A run of records
┏━━

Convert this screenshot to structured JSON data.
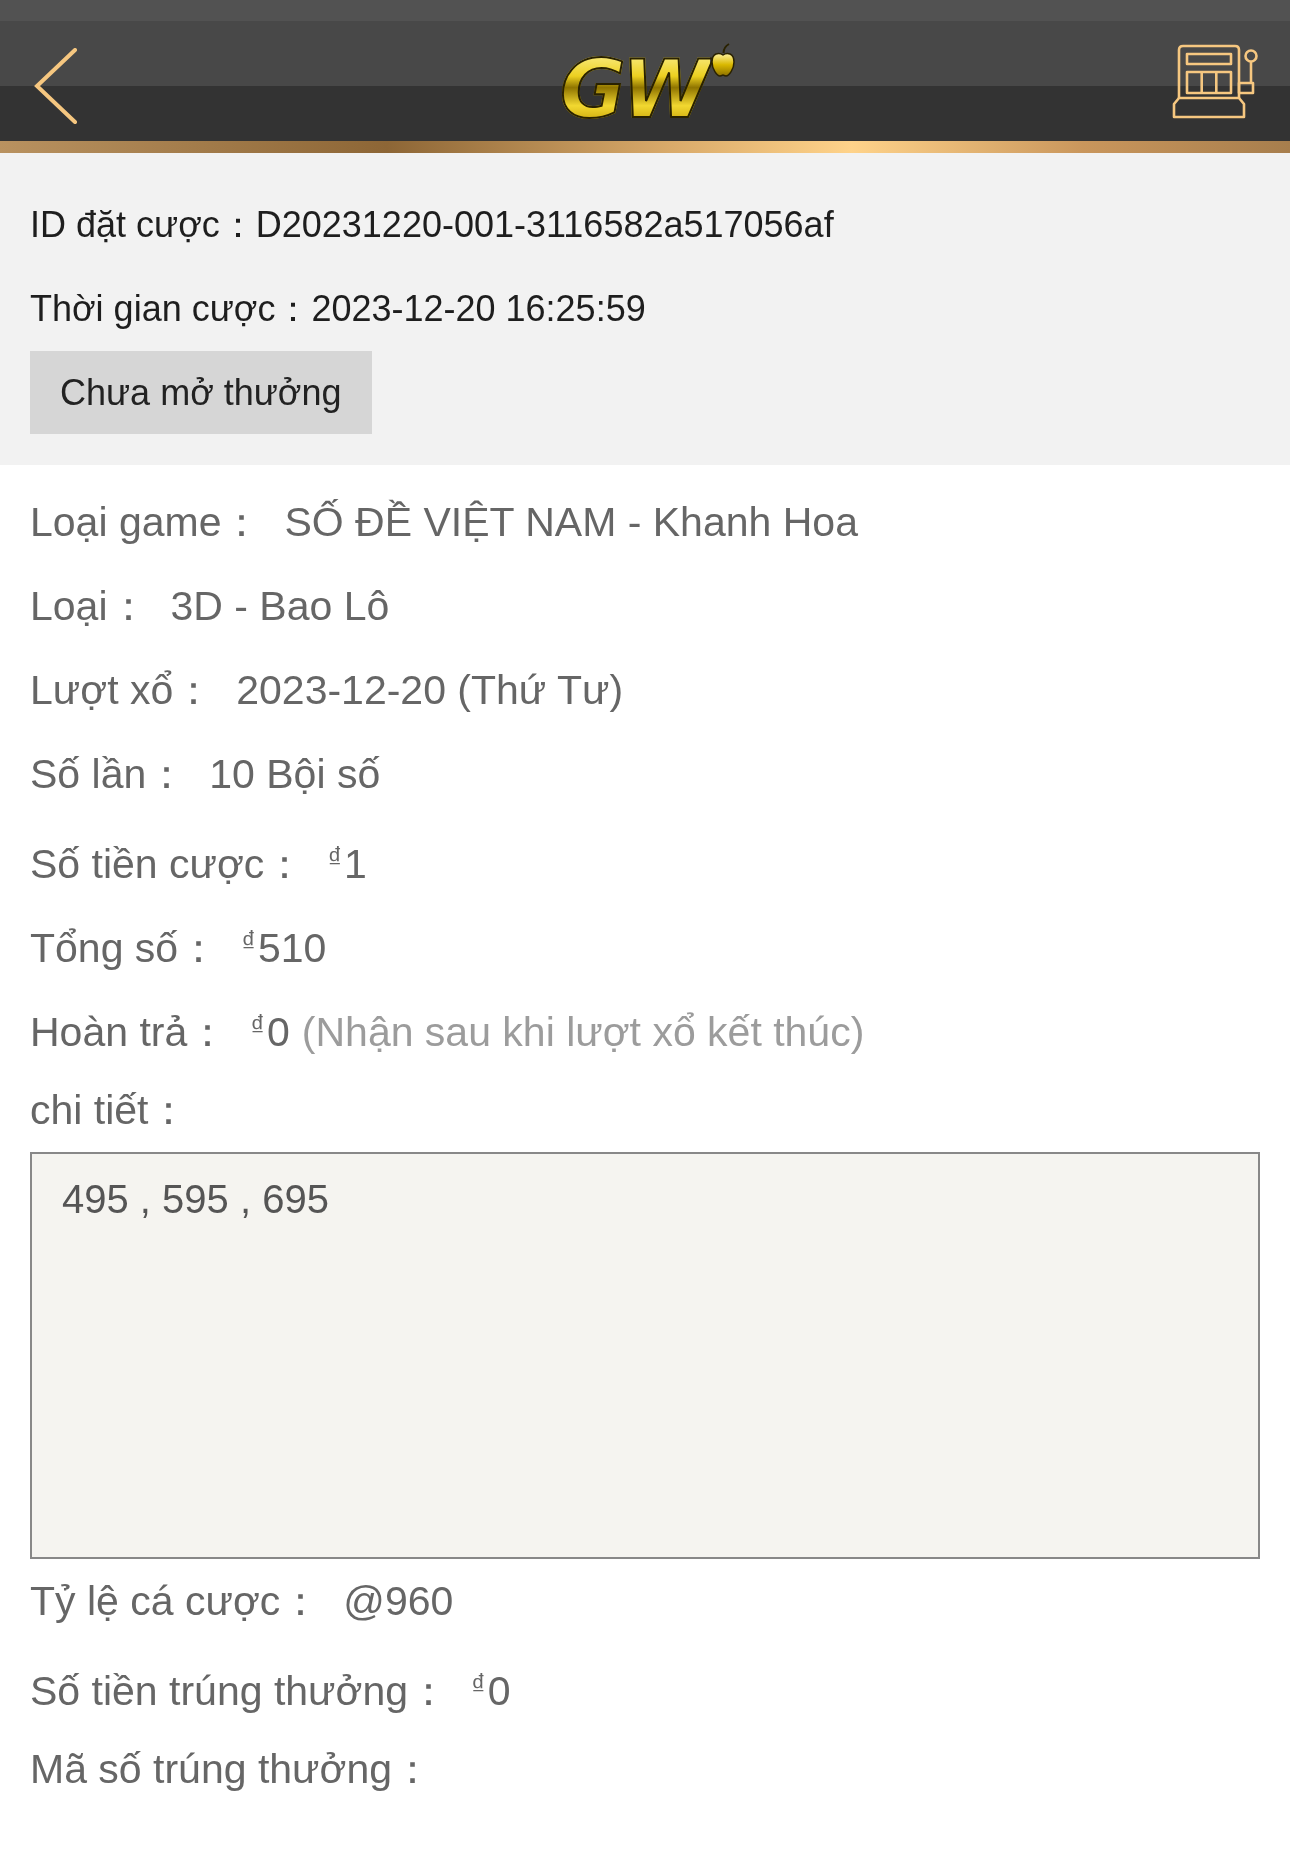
{
  "header": {
    "logo": "GW"
  },
  "bet_info": {
    "rows": [
      {
        "label": "ID đặt cược：",
        "value": "D20231220-001-3116582a517056af"
      },
      {
        "label": "Thời gian cược：",
        "value": "2023-12-20 16:25:59"
      }
    ],
    "status": "Chưa mở thưởng"
  },
  "details": [
    {
      "kind": "text",
      "label": "Loại game：",
      "value": "SỐ ĐỀ VIỆT NAM - Khanh Hoa"
    },
    {
      "kind": "text",
      "label": "Loại：",
      "value": "3D - Bao Lô"
    },
    {
      "kind": "text",
      "label": "Lượt xổ：",
      "value": "2023-12-20 (Thứ Tư)"
    },
    {
      "kind": "text",
      "label": "Số lần：",
      "value": "10 Bội số"
    },
    {
      "kind": "money",
      "label": "Số tiền cược：",
      "currency": "₫",
      "value": "1"
    },
    {
      "kind": "money",
      "label": "Tổng số：",
      "currency": "₫",
      "value": "510"
    },
    {
      "kind": "money",
      "label": "Hoàn trả：",
      "currency": "₫",
      "value": "0",
      "note": "(Nhận sau khi lượt xổ kết thúc)"
    },
    {
      "kind": "box",
      "label": "chi tiết：",
      "value": "495 , 595 , 695"
    },
    {
      "kind": "text",
      "label": "Tỷ lệ cá cược：",
      "value": "@960"
    },
    {
      "kind": "money",
      "label": "Số tiền trúng thưởng：",
      "currency": "₫",
      "value": "0"
    },
    {
      "kind": "text",
      "label": "Mã số trúng thưởng："
    }
  ]
}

┗━━

TASK DIRECTIONS - Pictures are excluded; output everything else in the data verbatim.

RESULT -
Convert this screenshot to structured JSON data.
{
  "header": {
    "logo": "GW"
  },
  "bet_info": {
    "rows": [
      {
        "label": "ID đặt cược：",
        "value": "D20231220-001-3116582a517056af"
      },
      {
        "label": "Thời gian cược：",
        "value": "2023-12-20 16:25:59"
      }
    ],
    "status": "Chưa mở thưởng"
  },
  "details": [
    {
      "kind": "text",
      "label": "Loại game：",
      "value": "SỐ ĐỀ VIỆT NAM - Khanh Hoa"
    },
    {
      "kind": "text",
      "label": "Loại：",
      "value": "3D - Bao Lô"
    },
    {
      "kind": "text",
      "label": "Lượt xổ：",
      "value": "2023-12-20 (Thứ Tư)"
    },
    {
      "kind": "text",
      "label": "Số lần：",
      "value": "10 Bội số"
    },
    {
      "kind": "money",
      "label": "Số tiền cược：",
      "currency": "₫",
      "value": "1"
    },
    {
      "kind": "money",
      "label": "Tổng số：",
      "currency": "₫",
      "value": "510"
    },
    {
      "kind": "money",
      "label": "Hoàn trả：",
      "currency": "₫",
      "value": "0",
      "note": "(Nhận sau khi lượt xổ kết thúc)"
    },
    {
      "kind": "box",
      "label": "chi tiết：",
      "value": "495 , 595 , 695"
    },
    {
      "kind": "text",
      "label": "Tỷ lệ cá cược：",
      "value": "@960"
    },
    {
      "kind": "money",
      "label": "Số tiền trúng thưởng：",
      "currency": "₫",
      "value": "0"
    },
    {
      "kind": "text",
      "label": "Mã số trúng thưởng："
    }
  ]
}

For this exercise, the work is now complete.